Task instructions | Wherever "screenshot" appears in a line, list that line.

>>>>

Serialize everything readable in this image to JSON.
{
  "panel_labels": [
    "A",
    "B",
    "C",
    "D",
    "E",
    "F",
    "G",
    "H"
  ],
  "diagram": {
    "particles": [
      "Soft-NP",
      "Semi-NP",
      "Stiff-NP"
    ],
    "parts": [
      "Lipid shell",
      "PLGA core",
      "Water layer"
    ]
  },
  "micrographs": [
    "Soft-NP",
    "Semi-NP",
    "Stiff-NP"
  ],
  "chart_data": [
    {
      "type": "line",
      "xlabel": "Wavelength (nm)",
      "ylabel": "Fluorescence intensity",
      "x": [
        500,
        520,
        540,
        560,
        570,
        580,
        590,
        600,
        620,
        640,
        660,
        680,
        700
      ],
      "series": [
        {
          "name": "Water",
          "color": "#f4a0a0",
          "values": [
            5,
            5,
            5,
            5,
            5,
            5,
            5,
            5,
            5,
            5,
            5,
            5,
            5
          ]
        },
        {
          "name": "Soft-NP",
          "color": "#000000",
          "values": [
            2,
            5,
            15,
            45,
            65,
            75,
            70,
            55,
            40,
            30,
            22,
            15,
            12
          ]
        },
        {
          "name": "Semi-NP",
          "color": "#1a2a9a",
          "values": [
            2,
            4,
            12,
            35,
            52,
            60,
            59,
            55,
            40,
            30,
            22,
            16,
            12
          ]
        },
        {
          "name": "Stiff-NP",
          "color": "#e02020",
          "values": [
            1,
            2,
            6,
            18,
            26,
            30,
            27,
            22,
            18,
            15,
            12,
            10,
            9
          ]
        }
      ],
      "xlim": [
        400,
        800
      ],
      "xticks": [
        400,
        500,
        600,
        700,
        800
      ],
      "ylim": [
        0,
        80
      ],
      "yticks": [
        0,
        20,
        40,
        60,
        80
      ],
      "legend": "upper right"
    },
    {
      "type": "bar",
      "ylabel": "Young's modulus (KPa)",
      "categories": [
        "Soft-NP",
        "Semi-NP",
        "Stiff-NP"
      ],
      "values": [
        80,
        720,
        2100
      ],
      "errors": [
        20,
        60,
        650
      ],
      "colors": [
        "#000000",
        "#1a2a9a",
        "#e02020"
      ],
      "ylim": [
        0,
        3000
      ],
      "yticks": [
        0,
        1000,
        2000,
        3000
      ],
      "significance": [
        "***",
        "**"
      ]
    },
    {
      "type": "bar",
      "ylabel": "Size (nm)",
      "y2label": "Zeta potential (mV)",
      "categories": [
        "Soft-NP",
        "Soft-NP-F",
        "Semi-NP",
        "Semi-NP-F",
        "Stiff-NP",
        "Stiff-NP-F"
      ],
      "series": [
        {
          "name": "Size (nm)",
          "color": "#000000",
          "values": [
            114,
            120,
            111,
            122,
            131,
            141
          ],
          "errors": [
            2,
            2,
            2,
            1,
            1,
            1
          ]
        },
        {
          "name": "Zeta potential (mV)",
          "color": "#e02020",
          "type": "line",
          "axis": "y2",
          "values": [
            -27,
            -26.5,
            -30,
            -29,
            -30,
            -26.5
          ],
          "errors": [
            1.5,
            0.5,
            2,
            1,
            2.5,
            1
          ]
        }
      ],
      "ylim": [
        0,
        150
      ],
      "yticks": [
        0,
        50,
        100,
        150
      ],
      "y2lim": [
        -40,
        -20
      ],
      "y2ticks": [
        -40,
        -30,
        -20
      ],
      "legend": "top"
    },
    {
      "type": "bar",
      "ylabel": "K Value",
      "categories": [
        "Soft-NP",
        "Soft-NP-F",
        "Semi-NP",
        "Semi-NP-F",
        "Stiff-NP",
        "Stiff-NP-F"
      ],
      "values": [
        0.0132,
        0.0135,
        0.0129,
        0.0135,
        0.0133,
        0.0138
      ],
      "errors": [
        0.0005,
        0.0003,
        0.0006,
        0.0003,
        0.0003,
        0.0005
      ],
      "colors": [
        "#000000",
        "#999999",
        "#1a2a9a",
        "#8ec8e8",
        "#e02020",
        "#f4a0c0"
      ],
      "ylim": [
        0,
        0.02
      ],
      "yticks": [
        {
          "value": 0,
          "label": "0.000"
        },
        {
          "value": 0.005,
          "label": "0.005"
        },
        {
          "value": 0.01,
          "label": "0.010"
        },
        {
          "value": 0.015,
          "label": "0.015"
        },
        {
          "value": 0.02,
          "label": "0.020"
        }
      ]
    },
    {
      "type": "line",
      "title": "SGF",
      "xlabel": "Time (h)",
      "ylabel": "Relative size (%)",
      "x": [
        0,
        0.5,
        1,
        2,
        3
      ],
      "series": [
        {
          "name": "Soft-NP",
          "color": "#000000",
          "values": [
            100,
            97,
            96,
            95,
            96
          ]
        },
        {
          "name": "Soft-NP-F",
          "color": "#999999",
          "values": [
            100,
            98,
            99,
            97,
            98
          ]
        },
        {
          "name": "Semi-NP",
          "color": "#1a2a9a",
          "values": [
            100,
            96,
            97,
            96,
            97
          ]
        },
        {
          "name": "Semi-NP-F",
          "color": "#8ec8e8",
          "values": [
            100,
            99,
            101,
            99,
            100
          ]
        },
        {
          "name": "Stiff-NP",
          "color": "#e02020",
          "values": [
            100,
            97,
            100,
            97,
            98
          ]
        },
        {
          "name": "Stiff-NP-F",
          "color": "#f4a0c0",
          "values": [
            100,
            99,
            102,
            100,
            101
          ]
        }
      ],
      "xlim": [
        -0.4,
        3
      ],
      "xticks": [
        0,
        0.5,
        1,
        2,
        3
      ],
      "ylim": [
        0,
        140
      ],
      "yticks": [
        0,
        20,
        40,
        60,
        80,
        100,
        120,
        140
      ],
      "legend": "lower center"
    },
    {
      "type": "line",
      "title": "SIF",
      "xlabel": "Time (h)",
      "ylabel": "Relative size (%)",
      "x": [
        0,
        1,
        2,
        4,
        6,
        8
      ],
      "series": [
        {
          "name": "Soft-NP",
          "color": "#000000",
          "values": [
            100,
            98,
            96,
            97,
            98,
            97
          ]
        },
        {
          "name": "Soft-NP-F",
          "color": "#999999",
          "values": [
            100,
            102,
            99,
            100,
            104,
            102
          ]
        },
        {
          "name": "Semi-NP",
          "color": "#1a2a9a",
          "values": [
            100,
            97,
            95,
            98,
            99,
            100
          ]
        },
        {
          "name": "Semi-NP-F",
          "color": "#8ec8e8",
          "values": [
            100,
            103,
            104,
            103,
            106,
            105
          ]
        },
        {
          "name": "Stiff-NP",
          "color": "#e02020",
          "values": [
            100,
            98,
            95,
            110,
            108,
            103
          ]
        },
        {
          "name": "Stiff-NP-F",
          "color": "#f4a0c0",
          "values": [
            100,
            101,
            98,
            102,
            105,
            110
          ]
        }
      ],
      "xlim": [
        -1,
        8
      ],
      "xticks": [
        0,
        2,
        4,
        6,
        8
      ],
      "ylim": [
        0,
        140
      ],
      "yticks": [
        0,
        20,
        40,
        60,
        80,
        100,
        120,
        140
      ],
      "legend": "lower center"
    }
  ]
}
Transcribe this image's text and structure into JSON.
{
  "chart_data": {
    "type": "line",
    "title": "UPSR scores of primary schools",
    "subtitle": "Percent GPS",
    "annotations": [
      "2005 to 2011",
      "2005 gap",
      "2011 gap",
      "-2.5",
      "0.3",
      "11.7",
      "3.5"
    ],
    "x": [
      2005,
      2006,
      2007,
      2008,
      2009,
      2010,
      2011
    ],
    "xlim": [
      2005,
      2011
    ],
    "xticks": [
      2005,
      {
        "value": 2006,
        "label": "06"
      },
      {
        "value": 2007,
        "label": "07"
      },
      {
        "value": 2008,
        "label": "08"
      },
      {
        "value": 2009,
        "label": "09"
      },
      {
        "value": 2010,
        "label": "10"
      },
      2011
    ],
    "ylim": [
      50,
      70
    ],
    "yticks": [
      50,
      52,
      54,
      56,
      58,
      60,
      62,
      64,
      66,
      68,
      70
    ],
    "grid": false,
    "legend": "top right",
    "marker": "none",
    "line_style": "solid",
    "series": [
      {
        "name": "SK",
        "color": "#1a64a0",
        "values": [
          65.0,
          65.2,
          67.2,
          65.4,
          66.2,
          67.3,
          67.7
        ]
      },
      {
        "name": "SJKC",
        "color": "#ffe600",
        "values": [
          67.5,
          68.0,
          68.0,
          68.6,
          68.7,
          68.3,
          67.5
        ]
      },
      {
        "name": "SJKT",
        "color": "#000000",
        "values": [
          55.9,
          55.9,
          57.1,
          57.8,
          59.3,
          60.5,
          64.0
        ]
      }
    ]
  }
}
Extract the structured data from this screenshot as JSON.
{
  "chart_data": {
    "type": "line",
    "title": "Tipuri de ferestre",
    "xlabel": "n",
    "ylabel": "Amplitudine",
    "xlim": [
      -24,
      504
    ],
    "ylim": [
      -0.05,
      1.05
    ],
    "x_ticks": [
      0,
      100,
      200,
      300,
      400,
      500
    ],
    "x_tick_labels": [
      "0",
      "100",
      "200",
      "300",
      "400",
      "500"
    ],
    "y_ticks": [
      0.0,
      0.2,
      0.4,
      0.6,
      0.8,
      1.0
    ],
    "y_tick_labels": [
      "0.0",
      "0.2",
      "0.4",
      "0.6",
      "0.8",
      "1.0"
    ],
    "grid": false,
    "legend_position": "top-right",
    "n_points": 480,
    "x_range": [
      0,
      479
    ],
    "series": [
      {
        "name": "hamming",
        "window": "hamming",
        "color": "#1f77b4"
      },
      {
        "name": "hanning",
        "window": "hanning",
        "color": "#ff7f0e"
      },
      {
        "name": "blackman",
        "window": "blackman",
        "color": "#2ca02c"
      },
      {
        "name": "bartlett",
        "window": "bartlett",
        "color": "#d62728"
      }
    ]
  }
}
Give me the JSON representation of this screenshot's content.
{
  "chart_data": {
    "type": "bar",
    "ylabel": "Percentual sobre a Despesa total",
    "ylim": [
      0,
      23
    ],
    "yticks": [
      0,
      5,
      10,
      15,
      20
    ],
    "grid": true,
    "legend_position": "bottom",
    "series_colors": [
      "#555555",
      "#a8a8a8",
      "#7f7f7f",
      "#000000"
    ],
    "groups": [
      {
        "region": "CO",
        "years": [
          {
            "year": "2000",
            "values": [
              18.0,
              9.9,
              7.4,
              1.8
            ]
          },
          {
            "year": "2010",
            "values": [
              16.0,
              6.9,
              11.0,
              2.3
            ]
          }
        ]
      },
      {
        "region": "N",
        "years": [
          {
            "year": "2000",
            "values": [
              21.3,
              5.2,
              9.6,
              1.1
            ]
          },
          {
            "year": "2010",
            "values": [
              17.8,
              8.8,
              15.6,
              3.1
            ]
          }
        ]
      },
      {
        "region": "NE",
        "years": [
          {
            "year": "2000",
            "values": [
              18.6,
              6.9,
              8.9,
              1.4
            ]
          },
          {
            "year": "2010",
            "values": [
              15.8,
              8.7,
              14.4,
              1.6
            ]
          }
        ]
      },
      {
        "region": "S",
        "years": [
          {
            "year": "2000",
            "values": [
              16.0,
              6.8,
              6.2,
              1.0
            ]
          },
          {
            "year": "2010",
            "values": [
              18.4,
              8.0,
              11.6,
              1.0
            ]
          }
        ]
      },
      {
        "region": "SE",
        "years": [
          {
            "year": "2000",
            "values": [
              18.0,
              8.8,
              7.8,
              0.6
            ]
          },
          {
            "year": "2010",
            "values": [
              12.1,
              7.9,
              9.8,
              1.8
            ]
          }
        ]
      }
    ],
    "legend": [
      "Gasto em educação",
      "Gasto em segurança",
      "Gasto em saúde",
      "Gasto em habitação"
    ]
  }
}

<<<<

Task answer |
Extract the structured data from this screenshot as JSON.
Give me the JSON representation of this screenshot's content.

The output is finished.